• _TASK TO CARRY OUT_
Copy all the entries below exactly, but not the pictures.

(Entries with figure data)
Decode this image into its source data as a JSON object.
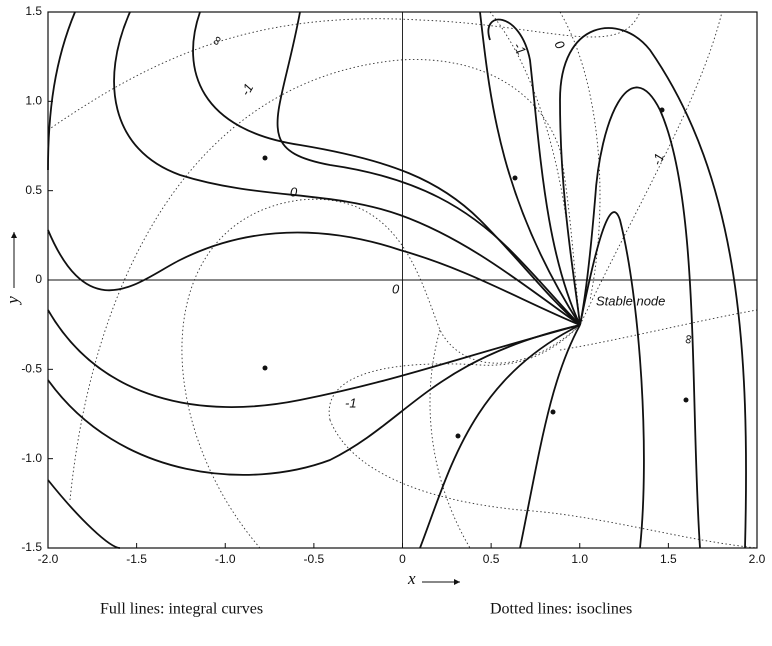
{
  "chart_data": {
    "type": "phase-portrait",
    "xlabel": "x",
    "ylabel": "y",
    "xlim": [
      -2.0,
      2.0
    ],
    "ylim": [
      -1.5,
      1.5
    ],
    "xticks": [
      {
        "value": -2.0,
        "label": "-2.0"
      },
      -1.5,
      {
        "value": -1.0,
        "label": "-1.0"
      },
      -0.5,
      0,
      0.5,
      {
        "value": 1.0,
        "label": "1.0"
      },
      1.5,
      {
        "value": 2.0,
        "label": "2.0"
      }
    ],
    "yticks": [
      1.5,
      {
        "value": 1.0,
        "label": "1.0"
      },
      0.5,
      0,
      -0.5,
      {
        "value": -1.0,
        "label": "-1.0"
      },
      -1.5
    ],
    "annotations": [
      "∞",
      "-1",
      "0",
      "0",
      "-1",
      "-1",
      "0",
      "-1",
      "∞",
      "Stable node"
    ],
    "captions": [
      "Full lines: integral curves",
      "Dotted lines: isoclines"
    ]
  }
}
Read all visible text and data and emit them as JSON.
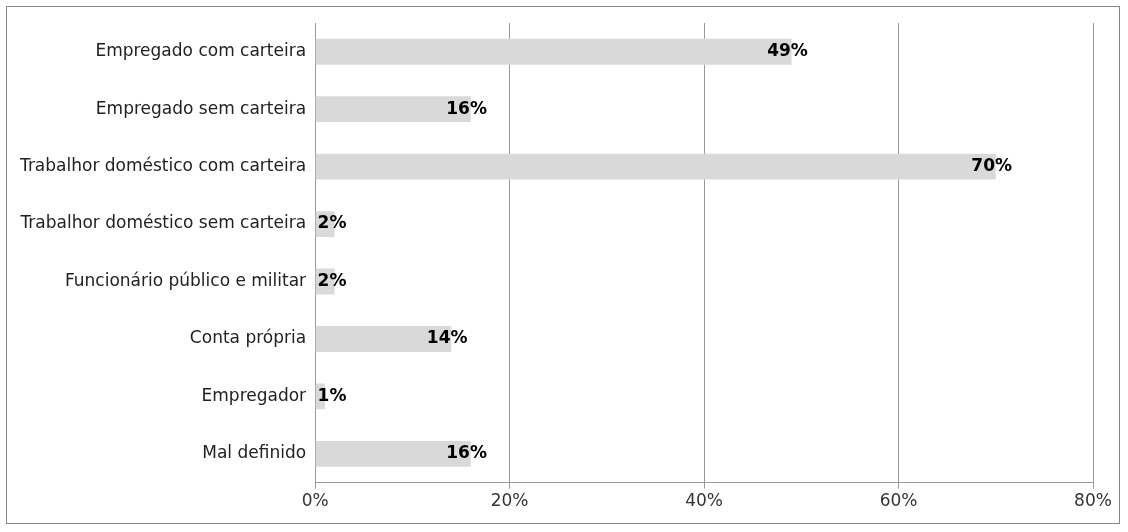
{
  "chart_data": {
    "type": "bar",
    "orientation": "horizontal",
    "categories": [
      "Empregado com carteira",
      "Empregado sem carteira",
      "Trabalhor doméstico com carteira",
      "Trabalhor doméstico sem carteira",
      "Funcionário público e militar",
      "Conta própria",
      "Empregador",
      "Mal definido"
    ],
    "values": [
      49,
      16,
      70,
      2,
      2,
      14,
      1,
      16
    ],
    "value_labels": [
      "49%",
      "16%",
      "70%",
      "2%",
      "2%",
      "14%",
      "1%",
      "16%"
    ],
    "color": "#d9d9d9",
    "xlim": [
      0,
      80
    ],
    "xticks": [
      {
        "value": 0,
        "label": "0%"
      },
      {
        "value": 20,
        "label": "20%"
      },
      {
        "value": 40,
        "label": "40%"
      },
      {
        "value": 60,
        "label": "60%"
      },
      {
        "value": 80,
        "label": "80%"
      }
    ],
    "grid": "x",
    "legend": false
  }
}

• _WORKED ANSWER_
Decode this image into its source data as a JSON object.
{
  "chart_data": {
    "type": "phase-portrait",
    "xlabel": "x",
    "ylabel": "y",
    "xlim": [
      -2.0,
      2.0
    ],
    "ylim": [
      -1.5,
      1.5
    ],
    "xticks": [
      {
        "value": -2.0,
        "label": "-2.0"
      },
      -1.5,
      {
        "value": -1.0,
        "label": "-1.0"
      },
      -0.5,
      0,
      0.5,
      {
        "value": 1.0,
        "label": "1.0"
      },
      1.5,
      {
        "value": 2.0,
        "label": "2.0"
      }
    ],
    "yticks": [
      1.5,
      {
        "value": 1.0,
        "label": "1.0"
      },
      0.5,
      0,
      -0.5,
      {
        "value": -1.0,
        "label": "-1.0"
      },
      -1.5
    ],
    "annotations": [
      "∞",
      "-1",
      "0",
      "0",
      "-1",
      "-1",
      "0",
      "-1",
      "∞",
      "Stable node"
    ],
    "captions": [
      "Full lines: integral curves",
      "Dotted lines: isoclines"
    ]
  }
}
Read all visible text and data and emit them as JSON.
{
  "chart_data": {
    "type": "bar",
    "orientation": "horizontal",
    "categories": [
      "Empregado com carteira",
      "Empregado sem carteira",
      "Trabalhor doméstico com carteira",
      "Trabalhor doméstico sem carteira",
      "Funcionário público e militar",
      "Conta própria",
      "Empregador",
      "Mal definido"
    ],
    "values": [
      49,
      16,
      70,
      2,
      2,
      14,
      1,
      16
    ],
    "value_labels": [
      "49%",
      "16%",
      "70%",
      "2%",
      "2%",
      "14%",
      "1%",
      "16%"
    ],
    "color": "#d9d9d9",
    "xlim": [
      0,
      80
    ],
    "xticks": [
      {
        "value": 0,
        "label": "0%"
      },
      {
        "value": 20,
        "label": "20%"
      },
      {
        "value": 40,
        "label": "40%"
      },
      {
        "value": 60,
        "label": "60%"
      },
      {
        "value": 80,
        "label": "80%"
      }
    ],
    "grid": "x",
    "legend": false
  }
}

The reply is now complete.